For this exercise, copy out each line of the material below that includes "здесь".

* _Material provided_:
START

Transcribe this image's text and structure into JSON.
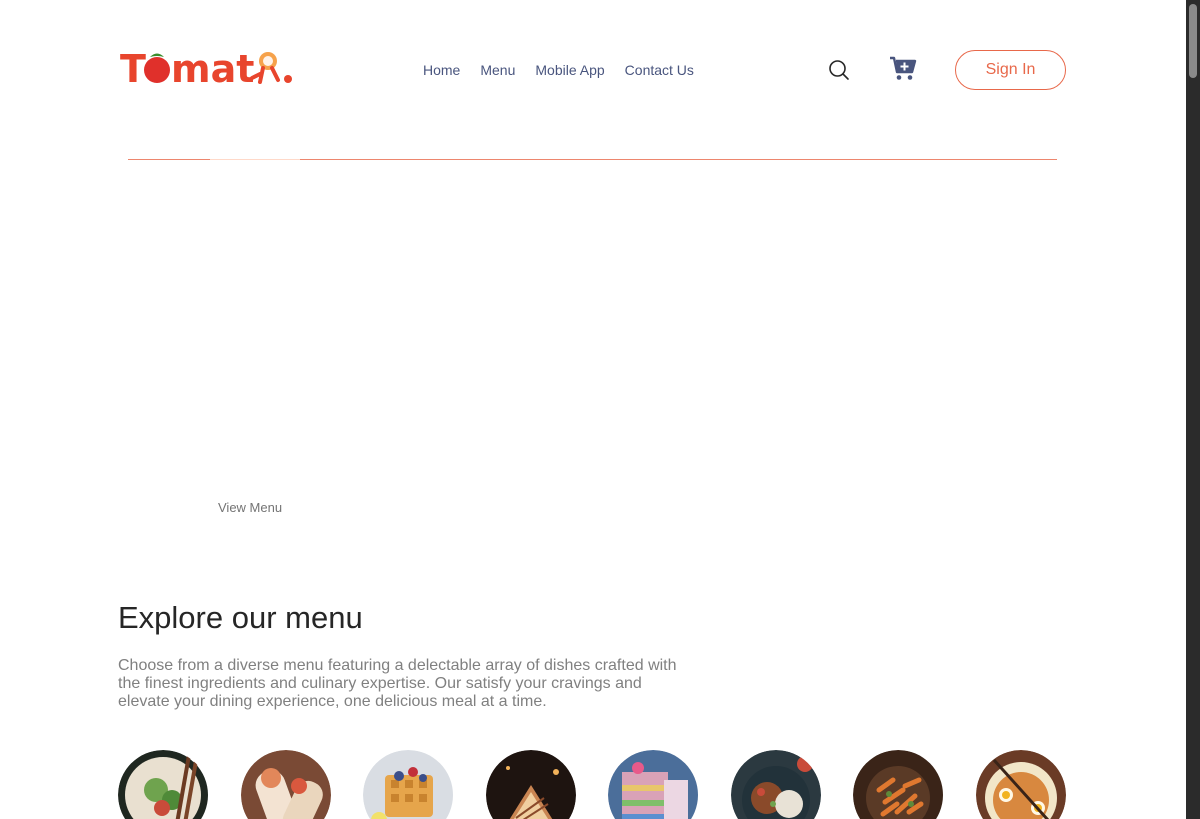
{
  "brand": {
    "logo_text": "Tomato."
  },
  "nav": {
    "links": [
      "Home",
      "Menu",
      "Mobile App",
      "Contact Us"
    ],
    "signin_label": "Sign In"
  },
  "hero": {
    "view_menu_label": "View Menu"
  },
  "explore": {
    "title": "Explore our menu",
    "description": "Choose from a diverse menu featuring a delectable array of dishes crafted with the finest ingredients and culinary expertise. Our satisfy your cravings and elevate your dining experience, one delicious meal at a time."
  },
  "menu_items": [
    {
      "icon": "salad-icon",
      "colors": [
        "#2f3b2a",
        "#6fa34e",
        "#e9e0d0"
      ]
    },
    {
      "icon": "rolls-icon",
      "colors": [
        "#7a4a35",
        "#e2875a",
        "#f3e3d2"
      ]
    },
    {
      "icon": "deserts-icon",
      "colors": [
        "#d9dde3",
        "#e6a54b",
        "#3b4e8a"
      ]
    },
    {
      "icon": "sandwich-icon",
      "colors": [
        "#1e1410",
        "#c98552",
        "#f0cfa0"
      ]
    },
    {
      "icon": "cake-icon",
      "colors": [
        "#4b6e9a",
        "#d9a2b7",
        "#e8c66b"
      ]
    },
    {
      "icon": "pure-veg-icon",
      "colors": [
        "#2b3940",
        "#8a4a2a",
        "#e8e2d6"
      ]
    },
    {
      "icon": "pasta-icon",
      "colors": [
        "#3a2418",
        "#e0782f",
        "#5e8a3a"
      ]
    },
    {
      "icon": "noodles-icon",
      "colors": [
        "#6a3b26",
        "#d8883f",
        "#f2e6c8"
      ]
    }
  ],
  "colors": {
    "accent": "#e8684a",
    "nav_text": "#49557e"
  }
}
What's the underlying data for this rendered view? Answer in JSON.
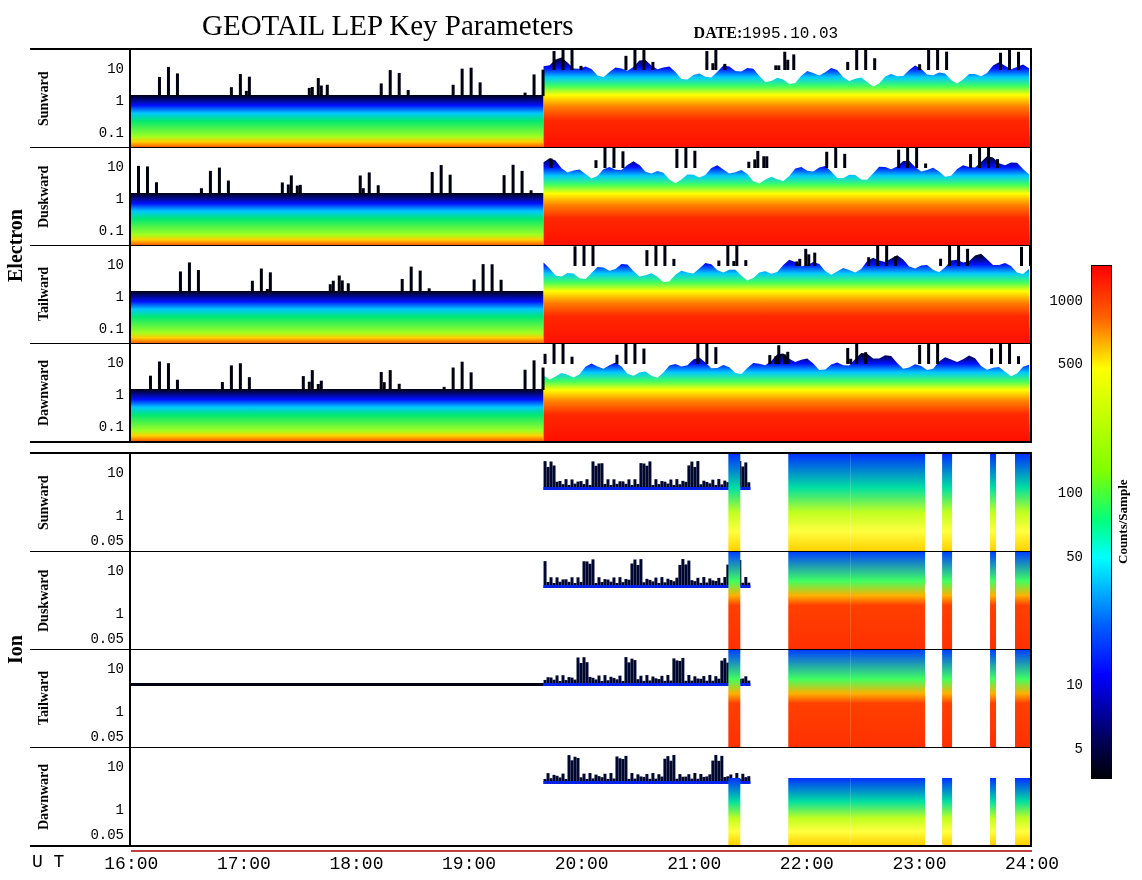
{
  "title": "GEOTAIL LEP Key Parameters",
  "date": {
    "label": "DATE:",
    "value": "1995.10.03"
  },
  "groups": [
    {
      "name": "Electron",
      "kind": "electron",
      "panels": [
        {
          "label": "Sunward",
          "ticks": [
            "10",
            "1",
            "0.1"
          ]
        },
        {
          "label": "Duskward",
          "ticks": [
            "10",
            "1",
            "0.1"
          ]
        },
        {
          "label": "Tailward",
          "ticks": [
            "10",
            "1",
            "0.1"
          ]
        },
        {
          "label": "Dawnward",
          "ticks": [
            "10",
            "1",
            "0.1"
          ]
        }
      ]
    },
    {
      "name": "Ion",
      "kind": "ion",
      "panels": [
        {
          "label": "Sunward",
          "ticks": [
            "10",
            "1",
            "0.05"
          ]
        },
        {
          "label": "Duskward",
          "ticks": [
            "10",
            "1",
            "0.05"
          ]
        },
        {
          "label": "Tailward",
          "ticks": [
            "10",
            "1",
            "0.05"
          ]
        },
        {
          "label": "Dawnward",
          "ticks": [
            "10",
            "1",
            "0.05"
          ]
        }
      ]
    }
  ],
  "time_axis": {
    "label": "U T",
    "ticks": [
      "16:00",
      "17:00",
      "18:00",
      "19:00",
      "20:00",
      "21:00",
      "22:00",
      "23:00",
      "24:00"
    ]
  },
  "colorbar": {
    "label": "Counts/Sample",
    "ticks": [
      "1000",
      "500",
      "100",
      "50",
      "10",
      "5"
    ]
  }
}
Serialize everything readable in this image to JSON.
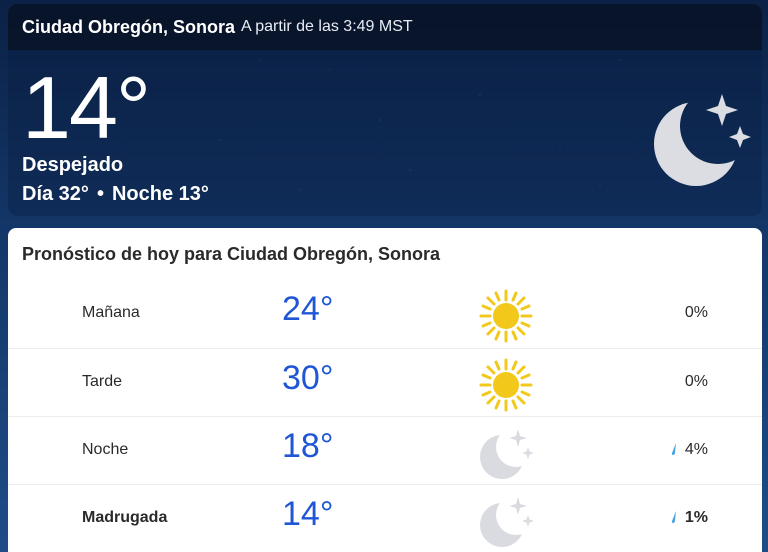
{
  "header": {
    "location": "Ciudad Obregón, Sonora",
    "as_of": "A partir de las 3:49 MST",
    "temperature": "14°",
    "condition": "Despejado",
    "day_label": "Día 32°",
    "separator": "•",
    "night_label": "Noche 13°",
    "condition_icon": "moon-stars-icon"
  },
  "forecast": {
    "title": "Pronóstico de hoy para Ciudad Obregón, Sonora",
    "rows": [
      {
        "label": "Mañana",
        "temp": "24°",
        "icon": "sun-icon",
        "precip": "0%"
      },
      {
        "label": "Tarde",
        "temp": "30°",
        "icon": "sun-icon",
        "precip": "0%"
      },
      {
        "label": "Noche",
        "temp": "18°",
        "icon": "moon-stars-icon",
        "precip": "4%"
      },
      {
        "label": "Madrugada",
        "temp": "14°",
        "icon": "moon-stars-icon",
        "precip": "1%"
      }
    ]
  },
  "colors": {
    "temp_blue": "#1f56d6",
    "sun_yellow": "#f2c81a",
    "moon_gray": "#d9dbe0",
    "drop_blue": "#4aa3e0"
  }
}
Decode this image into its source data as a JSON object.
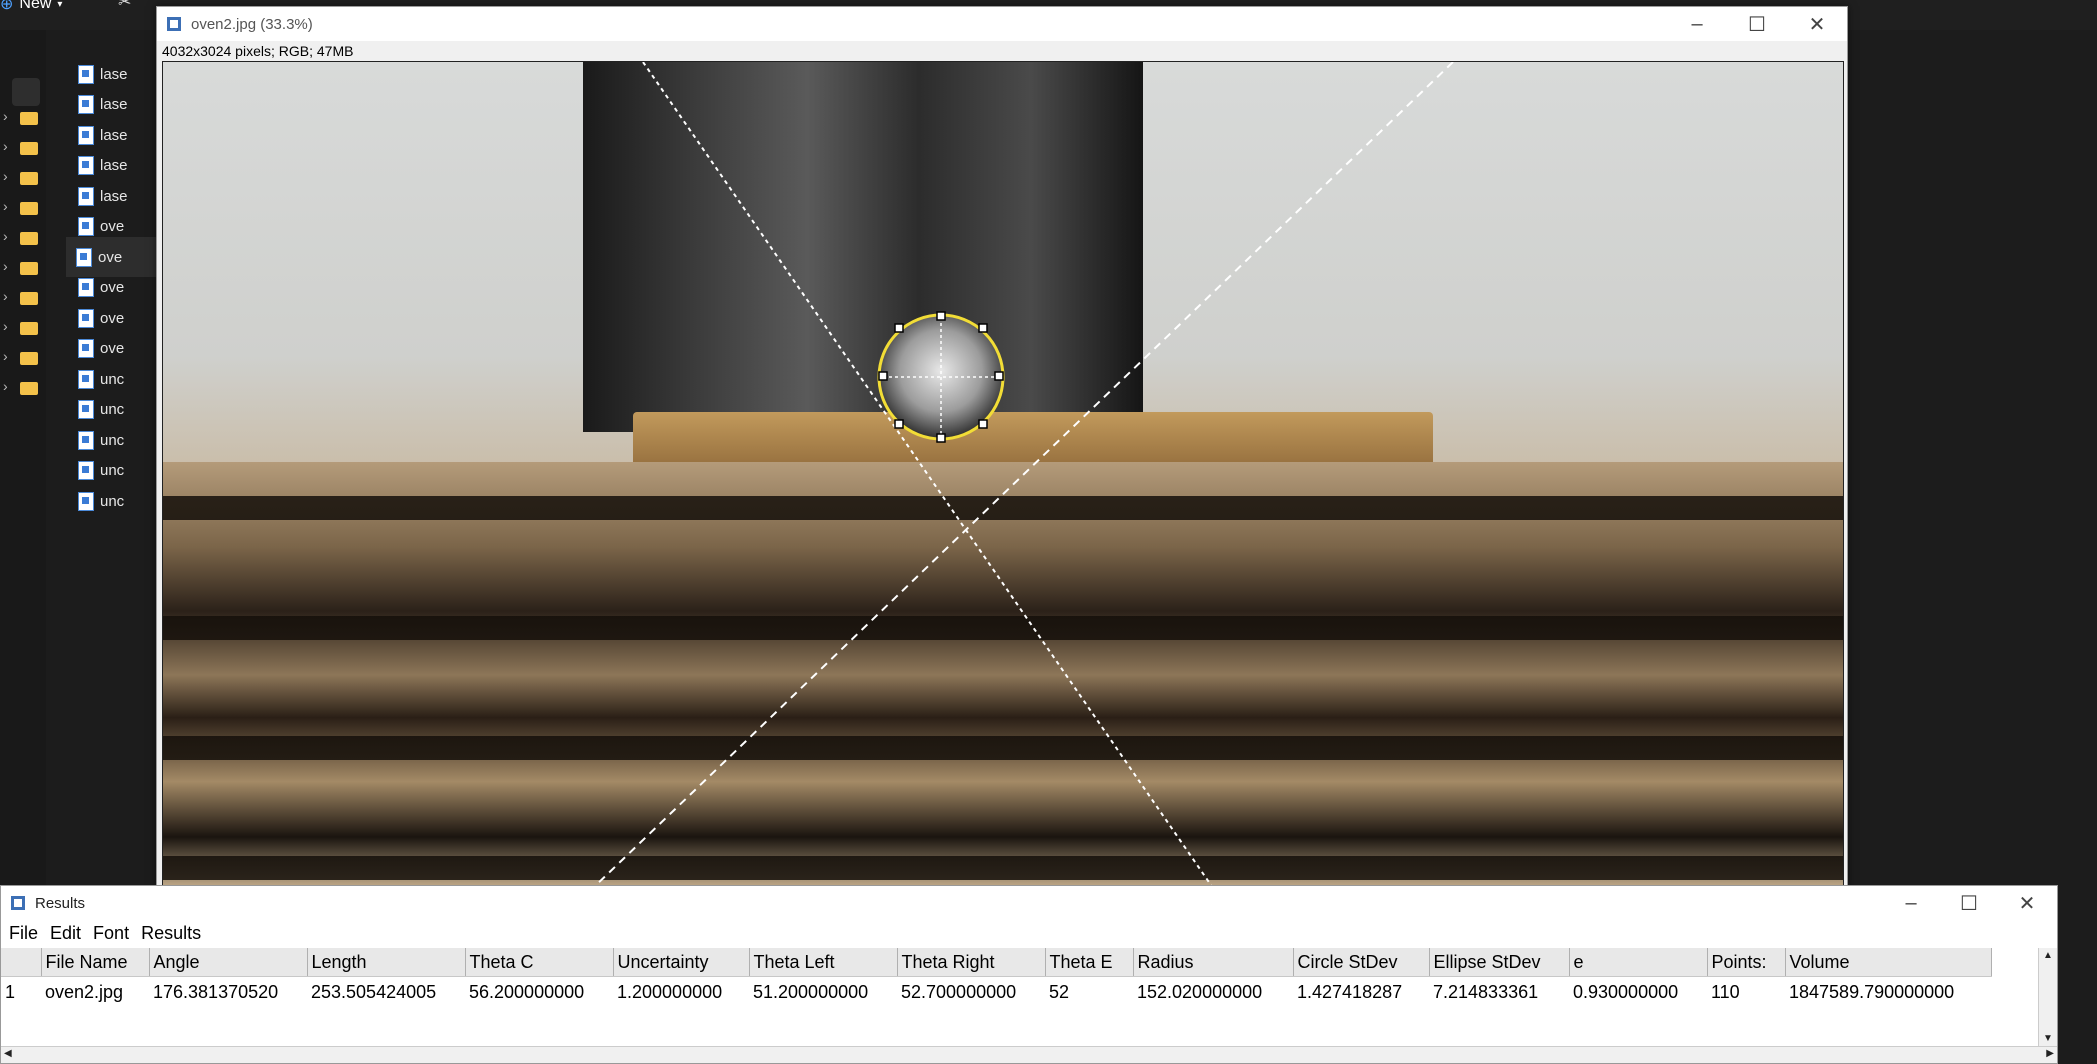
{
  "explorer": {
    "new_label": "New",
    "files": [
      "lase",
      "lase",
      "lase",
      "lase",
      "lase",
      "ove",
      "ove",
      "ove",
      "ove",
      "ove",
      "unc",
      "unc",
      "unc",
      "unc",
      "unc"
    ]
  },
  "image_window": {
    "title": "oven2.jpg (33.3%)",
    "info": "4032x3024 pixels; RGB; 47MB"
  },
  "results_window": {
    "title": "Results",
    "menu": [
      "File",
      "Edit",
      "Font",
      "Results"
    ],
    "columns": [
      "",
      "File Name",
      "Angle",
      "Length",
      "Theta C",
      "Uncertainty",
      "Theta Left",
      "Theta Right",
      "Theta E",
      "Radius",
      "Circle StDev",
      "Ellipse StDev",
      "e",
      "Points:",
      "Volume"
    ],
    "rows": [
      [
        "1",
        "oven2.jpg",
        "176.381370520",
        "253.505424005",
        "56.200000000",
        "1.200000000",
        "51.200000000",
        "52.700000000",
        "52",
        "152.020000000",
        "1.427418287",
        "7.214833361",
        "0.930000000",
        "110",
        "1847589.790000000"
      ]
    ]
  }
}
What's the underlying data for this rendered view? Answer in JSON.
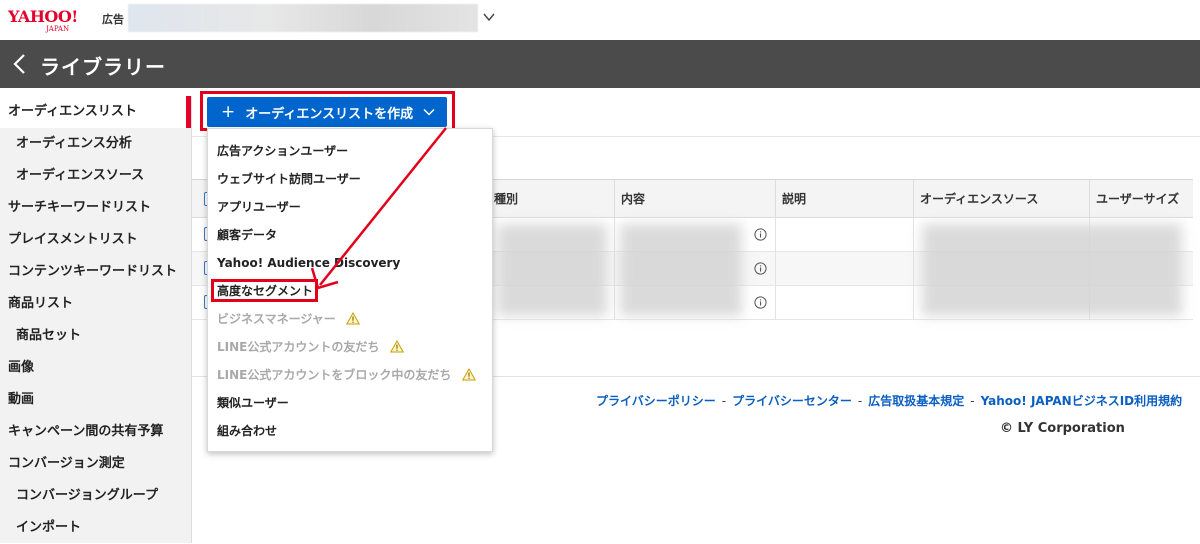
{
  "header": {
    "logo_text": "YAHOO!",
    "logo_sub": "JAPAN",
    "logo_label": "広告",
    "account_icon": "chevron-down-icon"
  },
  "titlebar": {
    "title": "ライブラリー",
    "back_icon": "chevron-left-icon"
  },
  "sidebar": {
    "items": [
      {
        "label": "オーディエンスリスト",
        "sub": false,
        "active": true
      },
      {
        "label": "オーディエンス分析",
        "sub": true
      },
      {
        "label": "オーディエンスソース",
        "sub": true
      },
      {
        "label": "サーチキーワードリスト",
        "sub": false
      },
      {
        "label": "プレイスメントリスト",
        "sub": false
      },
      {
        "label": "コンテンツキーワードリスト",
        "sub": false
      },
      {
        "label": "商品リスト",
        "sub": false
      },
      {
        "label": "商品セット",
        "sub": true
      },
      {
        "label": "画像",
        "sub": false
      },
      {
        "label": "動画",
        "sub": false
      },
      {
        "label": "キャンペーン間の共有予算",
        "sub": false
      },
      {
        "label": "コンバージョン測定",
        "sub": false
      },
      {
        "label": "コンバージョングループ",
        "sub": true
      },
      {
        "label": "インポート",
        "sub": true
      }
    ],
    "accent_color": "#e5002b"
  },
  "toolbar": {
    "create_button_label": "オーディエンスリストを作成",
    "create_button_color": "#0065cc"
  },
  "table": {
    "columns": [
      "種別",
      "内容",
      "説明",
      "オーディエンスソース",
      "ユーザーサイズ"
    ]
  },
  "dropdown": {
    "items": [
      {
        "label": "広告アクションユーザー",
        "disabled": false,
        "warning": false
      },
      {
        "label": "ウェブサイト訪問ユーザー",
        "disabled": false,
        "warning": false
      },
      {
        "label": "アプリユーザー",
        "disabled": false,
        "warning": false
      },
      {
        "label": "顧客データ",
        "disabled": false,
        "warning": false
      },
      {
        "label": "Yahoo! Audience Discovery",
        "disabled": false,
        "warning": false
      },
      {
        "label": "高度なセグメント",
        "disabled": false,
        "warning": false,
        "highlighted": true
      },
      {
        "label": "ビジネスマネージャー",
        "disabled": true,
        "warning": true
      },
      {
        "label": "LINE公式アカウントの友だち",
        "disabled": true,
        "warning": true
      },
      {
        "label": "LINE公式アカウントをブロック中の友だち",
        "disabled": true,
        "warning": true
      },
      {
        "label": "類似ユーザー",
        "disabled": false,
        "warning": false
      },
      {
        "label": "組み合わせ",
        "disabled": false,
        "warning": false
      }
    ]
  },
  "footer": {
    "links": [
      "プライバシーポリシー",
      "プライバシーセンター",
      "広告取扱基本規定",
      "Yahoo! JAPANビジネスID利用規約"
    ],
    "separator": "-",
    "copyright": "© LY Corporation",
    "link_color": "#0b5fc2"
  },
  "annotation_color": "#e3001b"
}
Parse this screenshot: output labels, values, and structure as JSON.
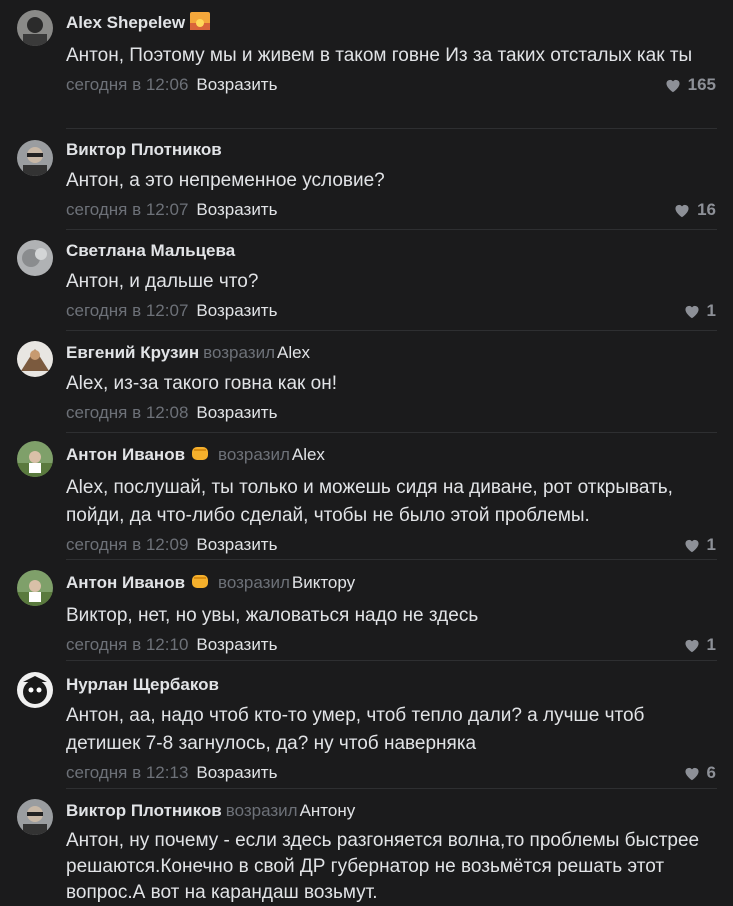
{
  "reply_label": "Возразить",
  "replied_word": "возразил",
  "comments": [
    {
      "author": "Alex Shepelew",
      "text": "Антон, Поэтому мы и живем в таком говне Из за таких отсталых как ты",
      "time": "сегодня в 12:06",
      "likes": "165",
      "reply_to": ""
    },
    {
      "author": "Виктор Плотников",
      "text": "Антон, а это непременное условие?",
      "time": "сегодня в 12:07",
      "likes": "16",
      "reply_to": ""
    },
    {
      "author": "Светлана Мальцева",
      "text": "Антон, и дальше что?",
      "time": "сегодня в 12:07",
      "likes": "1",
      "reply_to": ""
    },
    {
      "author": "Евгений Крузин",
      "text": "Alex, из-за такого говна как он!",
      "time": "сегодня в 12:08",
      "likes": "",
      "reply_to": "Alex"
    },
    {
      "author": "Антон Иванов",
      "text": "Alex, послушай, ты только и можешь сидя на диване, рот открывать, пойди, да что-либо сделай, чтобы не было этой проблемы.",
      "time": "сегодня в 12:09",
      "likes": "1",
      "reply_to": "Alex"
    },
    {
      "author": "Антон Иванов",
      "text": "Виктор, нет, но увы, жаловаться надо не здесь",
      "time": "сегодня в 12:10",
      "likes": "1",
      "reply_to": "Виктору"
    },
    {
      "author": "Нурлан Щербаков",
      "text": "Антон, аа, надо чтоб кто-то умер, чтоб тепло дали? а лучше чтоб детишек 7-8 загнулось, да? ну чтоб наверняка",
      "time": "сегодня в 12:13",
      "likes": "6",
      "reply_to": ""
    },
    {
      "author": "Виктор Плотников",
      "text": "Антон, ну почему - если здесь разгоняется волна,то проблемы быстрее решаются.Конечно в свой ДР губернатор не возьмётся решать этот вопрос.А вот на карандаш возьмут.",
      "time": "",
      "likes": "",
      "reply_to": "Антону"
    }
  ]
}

END

* _Result for this task_:
      "text": "Виктор, нет, но увы, жаловаться надо не здесь",
      "text": "Антон, ну почему - если здесь разгоняется волна,то проблемы быстрее решаются.Конечно в свой ДР губернатор не возьмётся решать этот вопрос.А вот на карандаш возьмут.",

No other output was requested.